**PROBLEM TO WORK ON**. Copy every one of the rows below word for word, leaving each character and line break unchanged.

++++ SUPPLIED MATERIAL

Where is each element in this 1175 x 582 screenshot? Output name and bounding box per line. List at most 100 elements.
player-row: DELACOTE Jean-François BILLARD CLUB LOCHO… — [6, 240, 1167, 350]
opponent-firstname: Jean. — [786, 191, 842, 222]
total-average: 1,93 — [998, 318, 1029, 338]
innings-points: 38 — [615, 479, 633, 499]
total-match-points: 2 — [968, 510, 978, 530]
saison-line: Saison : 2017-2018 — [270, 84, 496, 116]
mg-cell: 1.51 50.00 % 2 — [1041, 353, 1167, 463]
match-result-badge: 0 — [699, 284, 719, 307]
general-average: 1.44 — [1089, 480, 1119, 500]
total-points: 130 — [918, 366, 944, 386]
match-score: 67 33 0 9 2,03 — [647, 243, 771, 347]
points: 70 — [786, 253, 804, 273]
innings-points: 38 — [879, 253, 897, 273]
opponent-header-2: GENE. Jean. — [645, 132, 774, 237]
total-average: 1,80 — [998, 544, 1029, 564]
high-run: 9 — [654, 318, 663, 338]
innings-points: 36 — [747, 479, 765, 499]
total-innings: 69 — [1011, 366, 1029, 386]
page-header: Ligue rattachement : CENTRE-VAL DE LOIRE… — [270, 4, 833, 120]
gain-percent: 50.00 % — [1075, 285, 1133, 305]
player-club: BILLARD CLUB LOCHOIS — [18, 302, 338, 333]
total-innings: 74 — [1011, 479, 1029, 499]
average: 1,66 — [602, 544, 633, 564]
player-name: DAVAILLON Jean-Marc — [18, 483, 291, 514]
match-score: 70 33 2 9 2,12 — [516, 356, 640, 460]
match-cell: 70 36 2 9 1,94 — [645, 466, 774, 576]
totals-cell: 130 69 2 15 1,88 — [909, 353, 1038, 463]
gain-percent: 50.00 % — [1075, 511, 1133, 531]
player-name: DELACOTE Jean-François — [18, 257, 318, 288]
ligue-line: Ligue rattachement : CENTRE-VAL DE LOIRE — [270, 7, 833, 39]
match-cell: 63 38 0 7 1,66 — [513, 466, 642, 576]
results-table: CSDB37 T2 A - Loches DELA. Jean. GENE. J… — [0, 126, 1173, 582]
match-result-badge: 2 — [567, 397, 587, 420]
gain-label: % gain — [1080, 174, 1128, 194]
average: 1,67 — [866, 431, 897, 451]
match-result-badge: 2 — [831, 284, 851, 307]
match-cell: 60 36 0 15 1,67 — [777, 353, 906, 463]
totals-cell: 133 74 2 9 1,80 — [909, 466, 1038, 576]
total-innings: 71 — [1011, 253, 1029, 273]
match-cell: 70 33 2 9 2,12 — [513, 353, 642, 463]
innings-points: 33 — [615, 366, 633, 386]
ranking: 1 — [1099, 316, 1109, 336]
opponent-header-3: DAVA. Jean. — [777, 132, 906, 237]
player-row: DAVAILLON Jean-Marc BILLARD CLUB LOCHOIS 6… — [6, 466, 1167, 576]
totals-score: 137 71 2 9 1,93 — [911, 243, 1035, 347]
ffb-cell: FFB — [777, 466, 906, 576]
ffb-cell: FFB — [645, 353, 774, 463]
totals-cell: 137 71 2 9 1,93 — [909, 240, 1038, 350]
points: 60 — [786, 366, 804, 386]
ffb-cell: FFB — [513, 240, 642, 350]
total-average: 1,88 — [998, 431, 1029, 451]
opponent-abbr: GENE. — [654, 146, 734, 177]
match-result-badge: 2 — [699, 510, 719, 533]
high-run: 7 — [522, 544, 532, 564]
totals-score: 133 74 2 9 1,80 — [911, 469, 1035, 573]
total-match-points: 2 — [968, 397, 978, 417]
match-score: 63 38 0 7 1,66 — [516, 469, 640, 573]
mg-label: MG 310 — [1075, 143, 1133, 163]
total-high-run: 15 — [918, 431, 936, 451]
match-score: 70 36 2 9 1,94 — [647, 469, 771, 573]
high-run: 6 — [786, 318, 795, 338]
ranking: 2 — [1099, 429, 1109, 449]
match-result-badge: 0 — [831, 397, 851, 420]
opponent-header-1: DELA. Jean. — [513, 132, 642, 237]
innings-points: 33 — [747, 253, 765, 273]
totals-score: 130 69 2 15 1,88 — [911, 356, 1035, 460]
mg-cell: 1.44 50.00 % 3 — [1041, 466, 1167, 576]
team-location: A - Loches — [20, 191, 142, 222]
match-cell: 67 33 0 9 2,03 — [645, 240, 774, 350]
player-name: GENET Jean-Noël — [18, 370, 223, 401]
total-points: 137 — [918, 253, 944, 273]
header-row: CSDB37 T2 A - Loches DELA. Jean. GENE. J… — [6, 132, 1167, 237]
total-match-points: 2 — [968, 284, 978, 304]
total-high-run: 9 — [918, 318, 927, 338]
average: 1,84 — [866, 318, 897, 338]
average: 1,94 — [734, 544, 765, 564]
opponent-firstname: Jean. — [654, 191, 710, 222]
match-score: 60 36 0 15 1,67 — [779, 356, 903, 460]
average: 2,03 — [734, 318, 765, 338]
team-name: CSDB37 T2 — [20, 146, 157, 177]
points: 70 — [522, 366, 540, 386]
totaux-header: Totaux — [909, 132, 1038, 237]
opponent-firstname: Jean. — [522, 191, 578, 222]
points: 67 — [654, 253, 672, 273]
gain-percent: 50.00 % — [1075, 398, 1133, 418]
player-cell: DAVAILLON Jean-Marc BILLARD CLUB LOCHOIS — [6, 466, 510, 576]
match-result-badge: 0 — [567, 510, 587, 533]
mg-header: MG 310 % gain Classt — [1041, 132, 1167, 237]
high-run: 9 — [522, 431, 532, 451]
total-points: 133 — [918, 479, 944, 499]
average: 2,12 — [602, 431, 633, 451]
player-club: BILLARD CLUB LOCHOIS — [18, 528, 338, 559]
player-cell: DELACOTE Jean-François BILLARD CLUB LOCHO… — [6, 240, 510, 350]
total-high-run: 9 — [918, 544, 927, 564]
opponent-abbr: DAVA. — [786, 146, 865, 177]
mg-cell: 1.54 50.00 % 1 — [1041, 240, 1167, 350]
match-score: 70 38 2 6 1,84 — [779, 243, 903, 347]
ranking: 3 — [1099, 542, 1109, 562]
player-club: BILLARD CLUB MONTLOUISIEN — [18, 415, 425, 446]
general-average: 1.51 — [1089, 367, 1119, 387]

++++++++

**EXERCISE OUTPUT**.
Where is each element in this 1175 x 582 screenshot? Output name and bounding box per line. List at most 100 elements.
player-row: DELACOTE Jean-François BILLARD CLUB LOCHO… — [6, 240, 1167, 350]
opponent-firstname: Jean. — [786, 191, 842, 222]
total-average: 1,93 — [998, 318, 1029, 338]
innings-points: 38 — [615, 479, 633, 499]
total-match-points: 2 — [968, 510, 978, 530]
saison-line: Saison : 2017-2018 — [270, 84, 496, 116]
mg-cell: 1.51 50.00 % 2 — [1041, 353, 1167, 463]
match-result-badge: 0 — [699, 284, 719, 307]
general-average: 1.44 — [1089, 480, 1119, 500]
total-points: 130 — [918, 366, 944, 386]
match-score: 67 33 0 9 2,03 — [647, 243, 771, 347]
points: 70 — [786, 253, 804, 273]
innings-points: 38 — [879, 253, 897, 273]
opponent-header-2: GENE. Jean. — [645, 132, 774, 237]
total-average: 1,80 — [998, 544, 1029, 564]
high-run: 9 — [654, 318, 663, 338]
innings-points: 36 — [747, 479, 765, 499]
total-innings: 69 — [1011, 366, 1029, 386]
page-header: Ligue rattachement : CENTRE-VAL DE LOIRE… — [270, 4, 833, 120]
gain-percent: 50.00 % — [1075, 285, 1133, 305]
player-club: BILLARD CLUB LOCHOIS — [18, 302, 338, 333]
total-innings: 74 — [1011, 479, 1029, 499]
average: 1,66 — [602, 544, 633, 564]
player-name: DAVAILLON Jean-Marc — [18, 483, 291, 514]
match-score: 70 33 2 9 2,12 — [516, 356, 640, 460]
match-cell: 70 36 2 9 1,94 — [645, 466, 774, 576]
totals-cell: 130 69 2 15 1,88 — [909, 353, 1038, 463]
gain-percent: 50.00 % — [1075, 511, 1133, 531]
player-name: DELACOTE Jean-François — [18, 257, 318, 288]
ligue-line: Ligue rattachement : CENTRE-VAL DE LOIRE — [270, 7, 833, 39]
match-cell: 63 38 0 7 1,66 — [513, 466, 642, 576]
results-table: CSDB37 T2 A - Loches DELA. Jean. GENE. J… — [0, 126, 1173, 582]
match-result-badge: 2 — [567, 397, 587, 420]
gain-label: % gain — [1080, 174, 1128, 194]
average: 1,67 — [866, 431, 897, 451]
match-result-badge: 2 — [831, 284, 851, 307]
match-cell: 60 36 0 15 1,67 — [777, 353, 906, 463]
totals-cell: 133 74 2 9 1,80 — [909, 466, 1038, 576]
total-innings: 71 — [1011, 253, 1029, 273]
match-cell: 70 33 2 9 2,12 — [513, 353, 642, 463]
innings-points: 33 — [615, 366, 633, 386]
ranking: 1 — [1099, 316, 1109, 336]
opponent-header-3: DAVA. Jean. — [777, 132, 906, 237]
player-row: DAVAILLON Jean-Marc BILLARD CLUB LOCHOIS 6… — [6, 466, 1167, 576]
totals-score: 137 71 2 9 1,93 — [911, 243, 1035, 347]
ffb-cell: FFB — [777, 466, 906, 576]
ffb-cell: FFB — [645, 353, 774, 463]
totals-cell: 137 71 2 9 1,93 — [909, 240, 1038, 350]
points: 60 — [786, 366, 804, 386]
ffb-cell: FFB — [513, 240, 642, 350]
total-average: 1,88 — [998, 431, 1029, 451]
opponent-abbr: GENE. — [654, 146, 734, 177]
match-result-badge: 2 — [699, 510, 719, 533]
high-run: 7 — [522, 544, 532, 564]
totals-score: 133 74 2 9 1,80 — [911, 469, 1035, 573]
total-match-points: 2 — [968, 397, 978, 417]
match-score: 63 38 0 7 1,66 — [516, 469, 640, 573]
mg-label: MG 310 — [1075, 143, 1133, 163]
total-high-run: 15 — [918, 431, 936, 451]
match-score: 70 36 2 9 1,94 — [647, 469, 771, 573]
high-run: 6 — [786, 318, 795, 338]
ranking: 2 — [1099, 429, 1109, 449]
match-result-badge: 0 — [831, 397, 851, 420]
opponent-header-1: DELA. Jean. — [513, 132, 642, 237]
innings-points: 33 — [747, 253, 765, 273]
totals-score: 130 69 2 15 1,88 — [911, 356, 1035, 460]
mg-cell: 1.44 50.00 % 3 — [1041, 466, 1167, 576]
team-location: A - Loches — [20, 191, 142, 222]
match-cell: 67 33 0 9 2,03 — [645, 240, 774, 350]
player-name: GENET Jean-Noël — [18, 370, 223, 401]
total-points: 137 — [918, 253, 944, 273]
header-row: CSDB37 T2 A - Loches DELA. Jean. GENE. J… — [6, 132, 1167, 237]
total-match-points: 2 — [968, 284, 978, 304]
total-high-run: 9 — [918, 318, 927, 338]
average: 1,84 — [866, 318, 897, 338]
average: 1,94 — [734, 544, 765, 564]
opponent-firstname: Jean. — [654, 191, 710, 222]
match-score: 60 36 0 15 1,67 — [779, 356, 903, 460]
average: 2,03 — [734, 318, 765, 338]
team-name: CSDB37 T2 — [20, 146, 157, 177]
points: 70 — [522, 366, 540, 386]
totaux-header: Totaux — [909, 132, 1038, 237]
opponent-firstname: Jean. — [522, 191, 578, 222]
points: 67 — [654, 253, 672, 273]
gain-percent: 50.00 % — [1075, 398, 1133, 418]
player-cell: DAVAILLON Jean-Marc BILLARD CLUB LOCHOIS — [6, 466, 510, 576]
match-result-badge: 0 — [567, 510, 587, 533]
mg-header: MG 310 % gain Classt — [1041, 132, 1167, 237]
high-run: 9 — [522, 431, 532, 451]
total-points: 133 — [918, 479, 944, 499]
average: 2,12 — [602, 431, 633, 451]
player-club: BILLARD CLUB LOCHOIS — [18, 528, 338, 559]
player-cell: DELACOTE Jean-François BILLARD CLUB LOCHO… — [6, 240, 510, 350]
total-high-run: 9 — [918, 544, 927, 564]
opponent-abbr: DAVA. — [786, 146, 865, 177]
mg-cell: 1.54 50.00 % 1 — [1041, 240, 1167, 350]
match-score: 70 38 2 6 1,84 — [779, 243, 903, 347]
ranking: 3 — [1099, 542, 1109, 562]
player-club: BILLARD CLUB MONTLOUISIEN — [18, 415, 425, 446]
general-average: 1.51 — [1089, 367, 1119, 387]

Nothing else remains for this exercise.